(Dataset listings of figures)
>>>
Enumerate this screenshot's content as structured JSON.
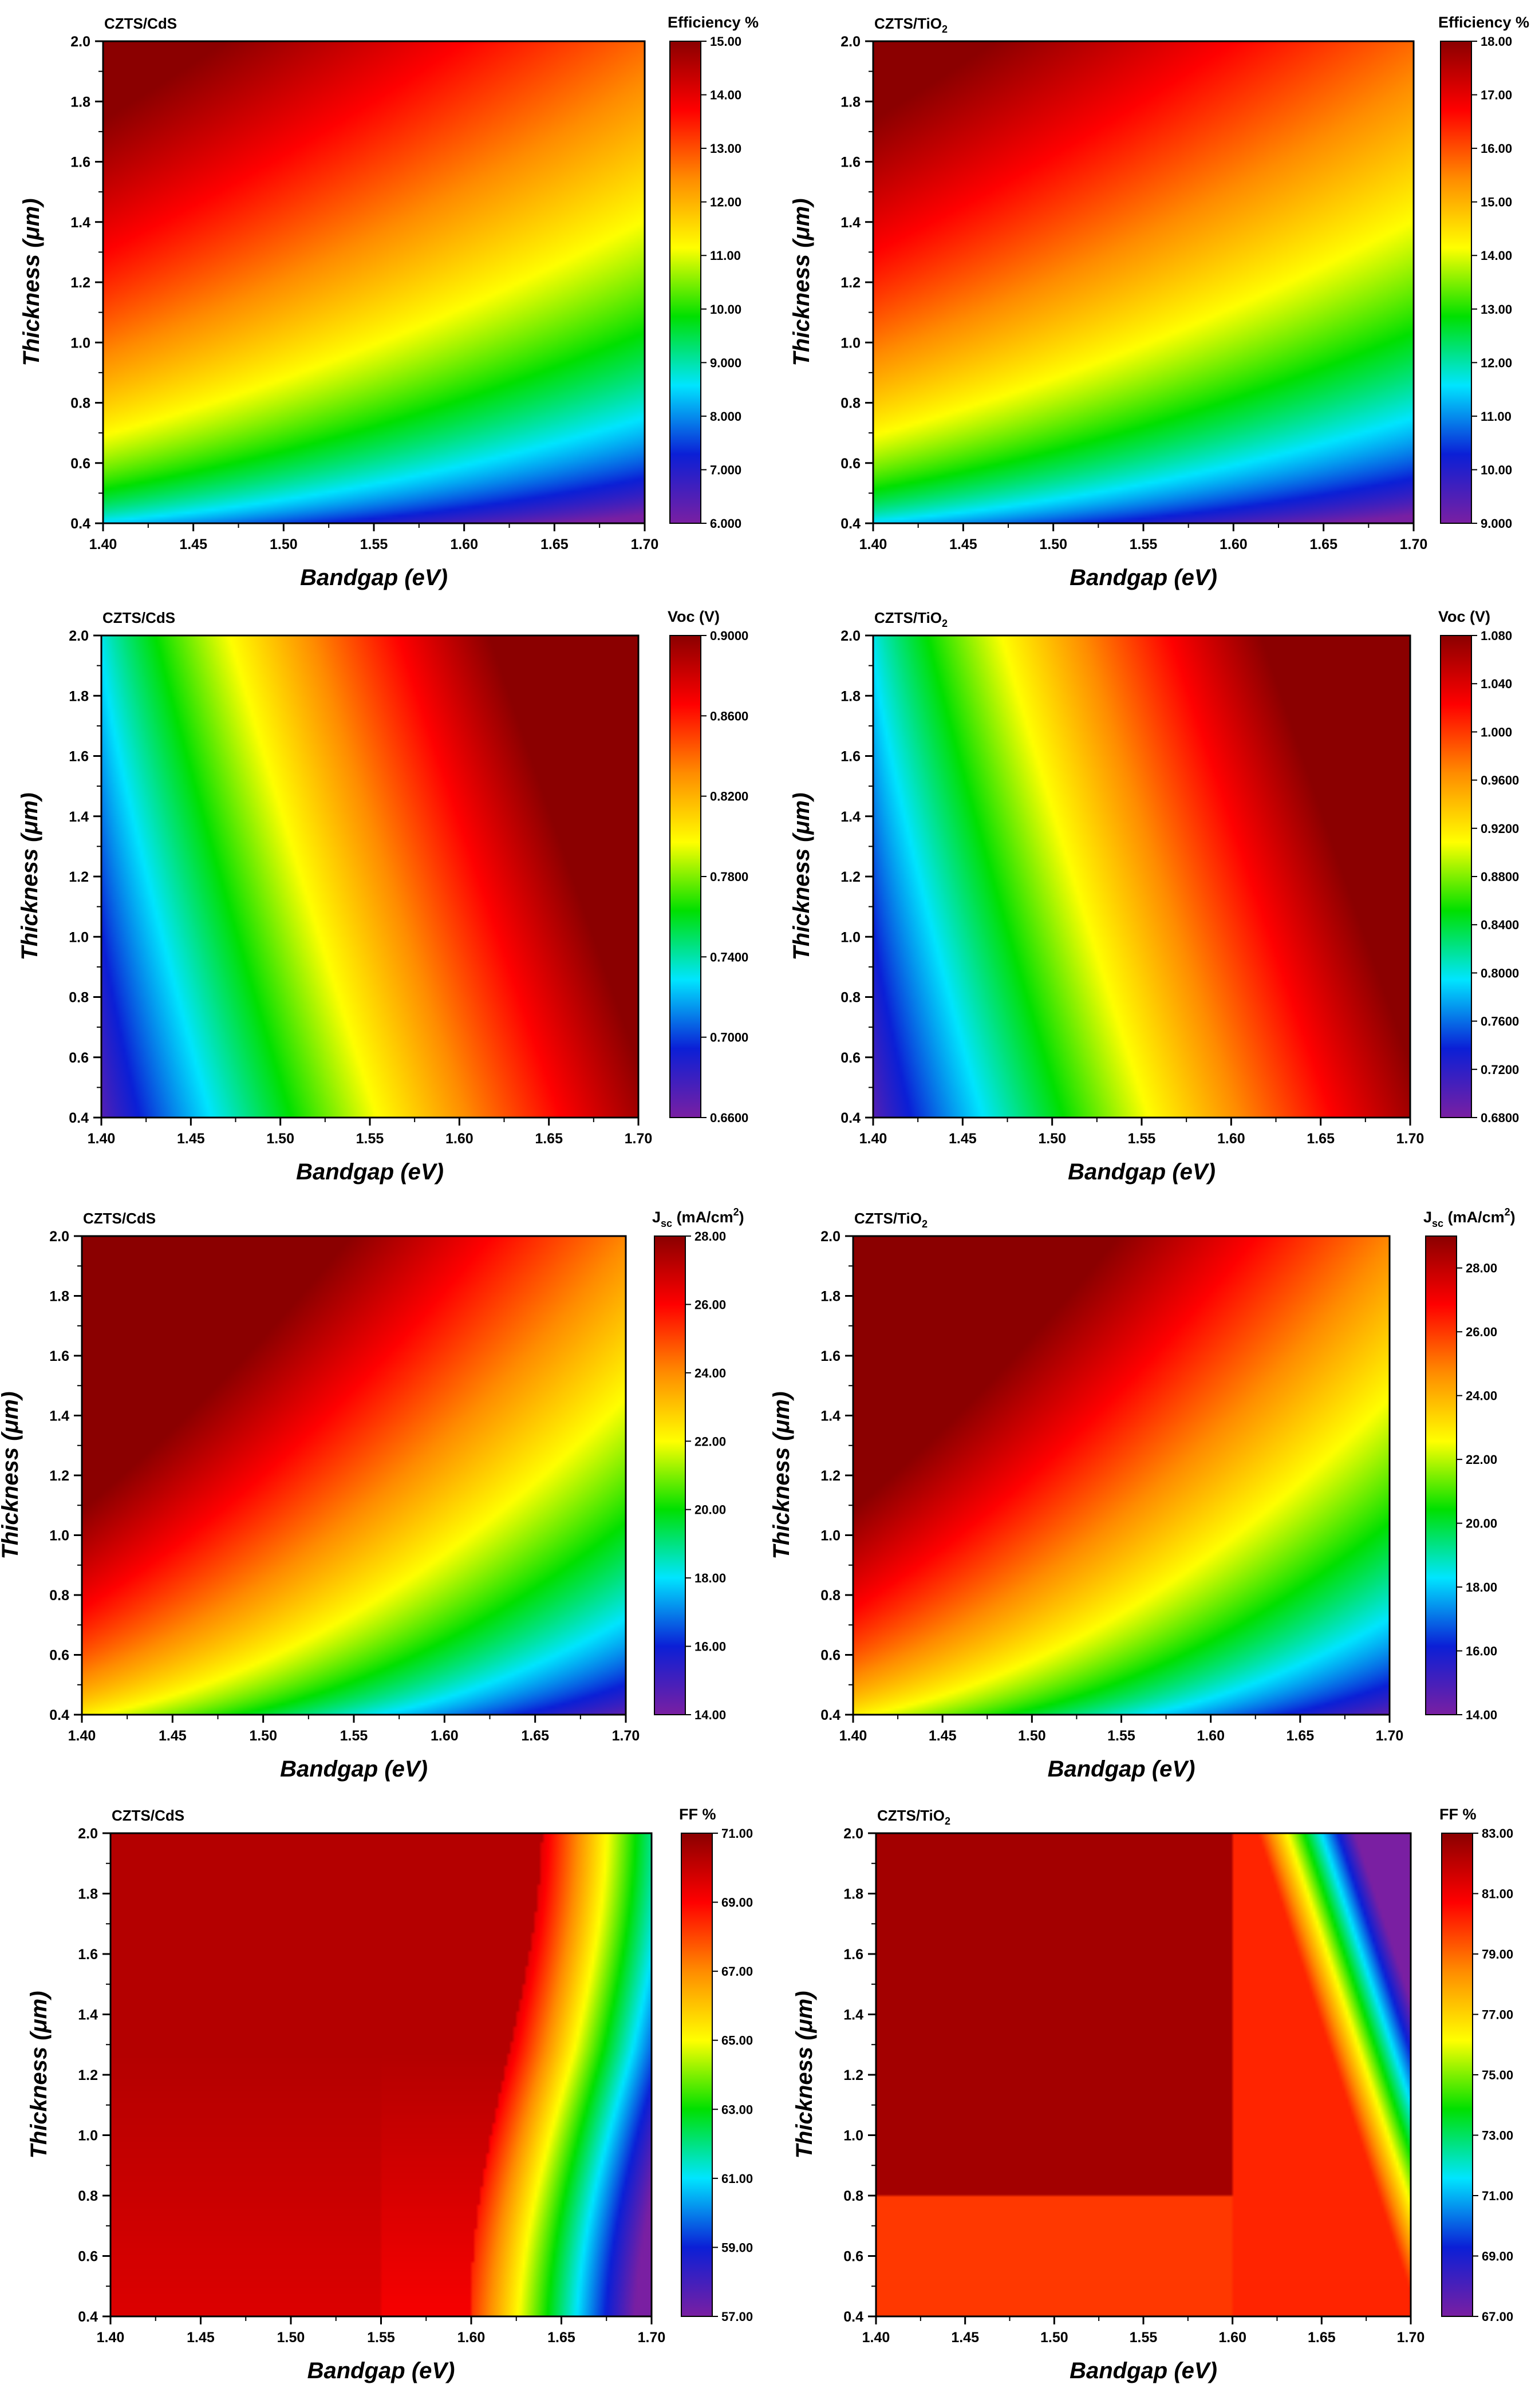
{
  "figure": {
    "colormap": [
      "#7a1fa2",
      "#0b1fd6",
      "#00e5ff",
      "#00e000",
      "#ffff00",
      "#ff8c00",
      "#ff0000",
      "#8b0000"
    ]
  },
  "chart_data": [
    {
      "type": "heatmap",
      "title": "CZTS/CdS",
      "title_sub": "",
      "xlabel": "Bandgap (eV)",
      "ylabel": "Thickness (μm)",
      "x_range": [
        1.4,
        1.7
      ],
      "y_range": [
        0.4,
        2.0
      ],
      "x_ticks": [
        "1.40",
        "1.45",
        "1.50",
        "1.55",
        "1.60",
        "1.65",
        "1.70"
      ],
      "y_ticks": [
        "0.4",
        "0.6",
        "0.8",
        "1.0",
        "1.2",
        "1.4",
        "1.6",
        "1.8",
        "2.0"
      ],
      "colorbar": {
        "title": "Efficiency %",
        "sub": "",
        "sup": "",
        "range": [
          6.0,
          15.0
        ],
        "ticks": [
          "6.000",
          "7.000",
          "8.000",
          "9.000",
          "10.00",
          "11.00",
          "12.00",
          "13.00",
          "14.00",
          "15.00"
        ]
      },
      "field": "eff"
    },
    {
      "type": "heatmap",
      "title": "CZTS/TiO",
      "title_sub": "2",
      "xlabel": "Bandgap (eV)",
      "ylabel": "Thickness (μm)",
      "x_range": [
        1.4,
        1.7
      ],
      "y_range": [
        0.4,
        2.0
      ],
      "x_ticks": [
        "1.40",
        "1.45",
        "1.50",
        "1.55",
        "1.60",
        "1.65",
        "1.70"
      ],
      "y_ticks": [
        "0.4",
        "0.6",
        "0.8",
        "1.0",
        "1.2",
        "1.4",
        "1.6",
        "1.8",
        "2.0"
      ],
      "colorbar": {
        "title": "Efficiency %",
        "sub": "",
        "sup": "",
        "range": [
          9.0,
          18.0
        ],
        "ticks": [
          "9.000",
          "10.00",
          "11.00",
          "12.00",
          "13.00",
          "14.00",
          "15.00",
          "16.00",
          "17.00",
          "18.00"
        ]
      },
      "field": "eff"
    },
    {
      "type": "heatmap",
      "title": "CZTS/CdS",
      "title_sub": "",
      "xlabel": "Bandgap (eV)",
      "ylabel": "Thickness (μm)",
      "x_range": [
        1.4,
        1.7
      ],
      "y_range": [
        0.4,
        2.0
      ],
      "x_ticks": [
        "1.40",
        "1.45",
        "1.50",
        "1.55",
        "1.60",
        "1.65",
        "1.70"
      ],
      "y_ticks": [
        "0.4",
        "0.6",
        "0.8",
        "1.0",
        "1.2",
        "1.4",
        "1.6",
        "1.8",
        "2.0"
      ],
      "colorbar": {
        "title": "Voc (V)",
        "sub": "",
        "sup": "",
        "range": [
          0.66,
          0.9
        ],
        "ticks": [
          "0.6600",
          "0.7000",
          "0.7400",
          "0.7800",
          "0.8200",
          "0.8600",
          "0.9000"
        ]
      },
      "field": "voc"
    },
    {
      "type": "heatmap",
      "title": "CZTS/TiO",
      "title_sub": "2",
      "xlabel": "Bandgap (eV)",
      "ylabel": "Thickness (μm)",
      "x_range": [
        1.4,
        1.7
      ],
      "y_range": [
        0.4,
        2.0
      ],
      "x_ticks": [
        "1.40",
        "1.45",
        "1.50",
        "1.55",
        "1.60",
        "1.65",
        "1.70"
      ],
      "y_ticks": [
        "0.4",
        "0.6",
        "0.8",
        "1.0",
        "1.2",
        "1.4",
        "1.6",
        "1.8",
        "2.0"
      ],
      "colorbar": {
        "title": "Voc (V)",
        "sub": "",
        "sup": "",
        "range": [
          0.68,
          1.08
        ],
        "ticks": [
          "0.6800",
          "0.7200",
          "0.7600",
          "0.8000",
          "0.8400",
          "0.8800",
          "0.9200",
          "0.9600",
          "1.000",
          "1.040",
          "1.080"
        ]
      },
      "field": "voc"
    },
    {
      "type": "heatmap",
      "title": "CZTS/CdS",
      "title_sub": "",
      "xlabel": "Bandgap (eV)",
      "ylabel": "Thickness (μm)",
      "x_range": [
        1.4,
        1.7
      ],
      "y_range": [
        0.4,
        2.0
      ],
      "x_ticks": [
        "1.40",
        "1.45",
        "1.50",
        "1.55",
        "1.60",
        "1.65",
        "1.70"
      ],
      "y_ticks": [
        "0.4",
        "0.6",
        "0.8",
        "1.0",
        "1.2",
        "1.4",
        "1.6",
        "1.8",
        "2.0"
      ],
      "colorbar": {
        "title": "J",
        "sub": "sc",
        "sup": "2",
        "title_tail": " (mA/cm",
        "title_end": ")",
        "range": [
          14.0,
          28.0
        ],
        "ticks": [
          "14.00",
          "16.00",
          "18.00",
          "20.00",
          "22.00",
          "24.00",
          "26.00",
          "28.00"
        ]
      },
      "field": "jsc"
    },
    {
      "type": "heatmap",
      "title": "CZTS/TiO",
      "title_sub": "2",
      "xlabel": "Bandgap (eV)",
      "ylabel": "Thickness (μm)",
      "x_range": [
        1.4,
        1.7
      ],
      "y_range": [
        0.4,
        2.0
      ],
      "x_ticks": [
        "1.40",
        "1.45",
        "1.50",
        "1.55",
        "1.60",
        "1.65",
        "1.70"
      ],
      "y_ticks": [
        "0.4",
        "0.6",
        "0.8",
        "1.0",
        "1.2",
        "1.4",
        "1.6",
        "1.8",
        "2.0"
      ],
      "colorbar": {
        "title": "J",
        "sub": "sc",
        "sup": "2",
        "title_tail": " (mA/cm",
        "title_end": ")",
        "range": [
          14.0,
          29.0
        ],
        "ticks": [
          "14.00",
          "16.00",
          "18.00",
          "20.00",
          "22.00",
          "24.00",
          "26.00",
          "28.00"
        ]
      },
      "field": "jsc"
    },
    {
      "type": "heatmap",
      "title": "CZTS/CdS",
      "title_sub": "",
      "xlabel": "Bandgap (eV)",
      "ylabel": "Thickness (μm)",
      "x_range": [
        1.4,
        1.7
      ],
      "y_range": [
        0.4,
        2.0
      ],
      "x_ticks": [
        "1.40",
        "1.45",
        "1.50",
        "1.55",
        "1.60",
        "1.65",
        "1.70"
      ],
      "y_ticks": [
        "0.4",
        "0.6",
        "0.8",
        "1.0",
        "1.2",
        "1.4",
        "1.6",
        "1.8",
        "2.0"
      ],
      "colorbar": {
        "title": "FF %",
        "sub": "",
        "sup": "",
        "range": [
          57.0,
          71.0
        ],
        "ticks": [
          "57.00",
          "59.00",
          "61.00",
          "63.00",
          "65.00",
          "67.00",
          "69.00",
          "71.00"
        ]
      },
      "field": "ff_cds"
    },
    {
      "type": "heatmap",
      "title": "CZTS/TiO",
      "title_sub": "2",
      "xlabel": "Bandgap (eV)",
      "ylabel": "Thickness (μm)",
      "x_range": [
        1.4,
        1.7
      ],
      "y_range": [
        0.4,
        2.0
      ],
      "x_ticks": [
        "1.40",
        "1.45",
        "1.50",
        "1.55",
        "1.60",
        "1.65",
        "1.70"
      ],
      "y_ticks": [
        "0.4",
        "0.6",
        "0.8",
        "1.0",
        "1.2",
        "1.4",
        "1.6",
        "1.8",
        "2.0"
      ],
      "colorbar": {
        "title": "FF %",
        "sub": "",
        "sup": "",
        "range": [
          67.0,
          83.0
        ],
        "ticks": [
          "67.00",
          "69.00",
          "71.00",
          "73.00",
          "75.00",
          "77.00",
          "79.00",
          "81.00",
          "83.00"
        ]
      },
      "field": "ff_tio2"
    }
  ]
}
<<<
_GIVEN TASK_: Write out the listing word for word, omitting the pictures it holds.

_RESULT OF THE EXERCISE_:
Enumerate this screenshot's content as structured JSON.
{
  "figure": {
    "colormap": [
      "#7a1fa2",
      "#0b1fd6",
      "#00e5ff",
      "#00e000",
      "#ffff00",
      "#ff8c00",
      "#ff0000",
      "#8b0000"
    ]
  },
  "chart_data": [
    {
      "type": "heatmap",
      "title": "CZTS/CdS",
      "title_sub": "",
      "xlabel": "Bandgap (eV)",
      "ylabel": "Thickness (μm)",
      "x_range": [
        1.4,
        1.7
      ],
      "y_range": [
        0.4,
        2.0
      ],
      "x_ticks": [
        "1.40",
        "1.45",
        "1.50",
        "1.55",
        "1.60",
        "1.65",
        "1.70"
      ],
      "y_ticks": [
        "0.4",
        "0.6",
        "0.8",
        "1.0",
        "1.2",
        "1.4",
        "1.6",
        "1.8",
        "2.0"
      ],
      "colorbar": {
        "title": "Efficiency %",
        "sub": "",
        "sup": "",
        "range": [
          6.0,
          15.0
        ],
        "ticks": [
          "6.000",
          "7.000",
          "8.000",
          "9.000",
          "10.00",
          "11.00",
          "12.00",
          "13.00",
          "14.00",
          "15.00"
        ]
      },
      "field": "eff"
    },
    {
      "type": "heatmap",
      "title": "CZTS/TiO",
      "title_sub": "2",
      "xlabel": "Bandgap (eV)",
      "ylabel": "Thickness (μm)",
      "x_range": [
        1.4,
        1.7
      ],
      "y_range": [
        0.4,
        2.0
      ],
      "x_ticks": [
        "1.40",
        "1.45",
        "1.50",
        "1.55",
        "1.60",
        "1.65",
        "1.70"
      ],
      "y_ticks": [
        "0.4",
        "0.6",
        "0.8",
        "1.0",
        "1.2",
        "1.4",
        "1.6",
        "1.8",
        "2.0"
      ],
      "colorbar": {
        "title": "Efficiency %",
        "sub": "",
        "sup": "",
        "range": [
          9.0,
          18.0
        ],
        "ticks": [
          "9.000",
          "10.00",
          "11.00",
          "12.00",
          "13.00",
          "14.00",
          "15.00",
          "16.00",
          "17.00",
          "18.00"
        ]
      },
      "field": "eff"
    },
    {
      "type": "heatmap",
      "title": "CZTS/CdS",
      "title_sub": "",
      "xlabel": "Bandgap (eV)",
      "ylabel": "Thickness (μm)",
      "x_range": [
        1.4,
        1.7
      ],
      "y_range": [
        0.4,
        2.0
      ],
      "x_ticks": [
        "1.40",
        "1.45",
        "1.50",
        "1.55",
        "1.60",
        "1.65",
        "1.70"
      ],
      "y_ticks": [
        "0.4",
        "0.6",
        "0.8",
        "1.0",
        "1.2",
        "1.4",
        "1.6",
        "1.8",
        "2.0"
      ],
      "colorbar": {
        "title": "Voc (V)",
        "sub": "",
        "sup": "",
        "range": [
          0.66,
          0.9
        ],
        "ticks": [
          "0.6600",
          "0.7000",
          "0.7400",
          "0.7800",
          "0.8200",
          "0.8600",
          "0.9000"
        ]
      },
      "field": "voc"
    },
    {
      "type": "heatmap",
      "title": "CZTS/TiO",
      "title_sub": "2",
      "xlabel": "Bandgap (eV)",
      "ylabel": "Thickness (μm)",
      "x_range": [
        1.4,
        1.7
      ],
      "y_range": [
        0.4,
        2.0
      ],
      "x_ticks": [
        "1.40",
        "1.45",
        "1.50",
        "1.55",
        "1.60",
        "1.65",
        "1.70"
      ],
      "y_ticks": [
        "0.4",
        "0.6",
        "0.8",
        "1.0",
        "1.2",
        "1.4",
        "1.6",
        "1.8",
        "2.0"
      ],
      "colorbar": {
        "title": "Voc (V)",
        "sub": "",
        "sup": "",
        "range": [
          0.68,
          1.08
        ],
        "ticks": [
          "0.6800",
          "0.7200",
          "0.7600",
          "0.8000",
          "0.8400",
          "0.8800",
          "0.9200",
          "0.9600",
          "1.000",
          "1.040",
          "1.080"
        ]
      },
      "field": "voc"
    },
    {
      "type": "heatmap",
      "title": "CZTS/CdS",
      "title_sub": "",
      "xlabel": "Bandgap (eV)",
      "ylabel": "Thickness (μm)",
      "x_range": [
        1.4,
        1.7
      ],
      "y_range": [
        0.4,
        2.0
      ],
      "x_ticks": [
        "1.40",
        "1.45",
        "1.50",
        "1.55",
        "1.60",
        "1.65",
        "1.70"
      ],
      "y_ticks": [
        "0.4",
        "0.6",
        "0.8",
        "1.0",
        "1.2",
        "1.4",
        "1.6",
        "1.8",
        "2.0"
      ],
      "colorbar": {
        "title": "J",
        "sub": "sc",
        "sup": "2",
        "title_tail": " (mA/cm",
        "title_end": ")",
        "range": [
          14.0,
          28.0
        ],
        "ticks": [
          "14.00",
          "16.00",
          "18.00",
          "20.00",
          "22.00",
          "24.00",
          "26.00",
          "28.00"
        ]
      },
      "field": "jsc"
    },
    {
      "type": "heatmap",
      "title": "CZTS/TiO",
      "title_sub": "2",
      "xlabel": "Bandgap (eV)",
      "ylabel": "Thickness (μm)",
      "x_range": [
        1.4,
        1.7
      ],
      "y_range": [
        0.4,
        2.0
      ],
      "x_ticks": [
        "1.40",
        "1.45",
        "1.50",
        "1.55",
        "1.60",
        "1.65",
        "1.70"
      ],
      "y_ticks": [
        "0.4",
        "0.6",
        "0.8",
        "1.0",
        "1.2",
        "1.4",
        "1.6",
        "1.8",
        "2.0"
      ],
      "colorbar": {
        "title": "J",
        "sub": "sc",
        "sup": "2",
        "title_tail": " (mA/cm",
        "title_end": ")",
        "range": [
          14.0,
          29.0
        ],
        "ticks": [
          "14.00",
          "16.00",
          "18.00",
          "20.00",
          "22.00",
          "24.00",
          "26.00",
          "28.00"
        ]
      },
      "field": "jsc"
    },
    {
      "type": "heatmap",
      "title": "CZTS/CdS",
      "title_sub": "",
      "xlabel": "Bandgap (eV)",
      "ylabel": "Thickness (μm)",
      "x_range": [
        1.4,
        1.7
      ],
      "y_range": [
        0.4,
        2.0
      ],
      "x_ticks": [
        "1.40",
        "1.45",
        "1.50",
        "1.55",
        "1.60",
        "1.65",
        "1.70"
      ],
      "y_ticks": [
        "0.4",
        "0.6",
        "0.8",
        "1.0",
        "1.2",
        "1.4",
        "1.6",
        "1.8",
        "2.0"
      ],
      "colorbar": {
        "title": "FF %",
        "sub": "",
        "sup": "",
        "range": [
          57.0,
          71.0
        ],
        "ticks": [
          "57.00",
          "59.00",
          "61.00",
          "63.00",
          "65.00",
          "67.00",
          "69.00",
          "71.00"
        ]
      },
      "field": "ff_cds"
    },
    {
      "type": "heatmap",
      "title": "CZTS/TiO",
      "title_sub": "2",
      "xlabel": "Bandgap (eV)",
      "ylabel": "Thickness (μm)",
      "x_range": [
        1.4,
        1.7
      ],
      "y_range": [
        0.4,
        2.0
      ],
      "x_ticks": [
        "1.40",
        "1.45",
        "1.50",
        "1.55",
        "1.60",
        "1.65",
        "1.70"
      ],
      "y_ticks": [
        "0.4",
        "0.6",
        "0.8",
        "1.0",
        "1.2",
        "1.4",
        "1.6",
        "1.8",
        "2.0"
      ],
      "colorbar": {
        "title": "FF %",
        "sub": "",
        "sup": "",
        "range": [
          67.0,
          83.0
        ],
        "ticks": [
          "67.00",
          "69.00",
          "71.00",
          "73.00",
          "75.00",
          "77.00",
          "79.00",
          "81.00",
          "83.00"
        ]
      },
      "field": "ff_tio2"
    }
  ]
}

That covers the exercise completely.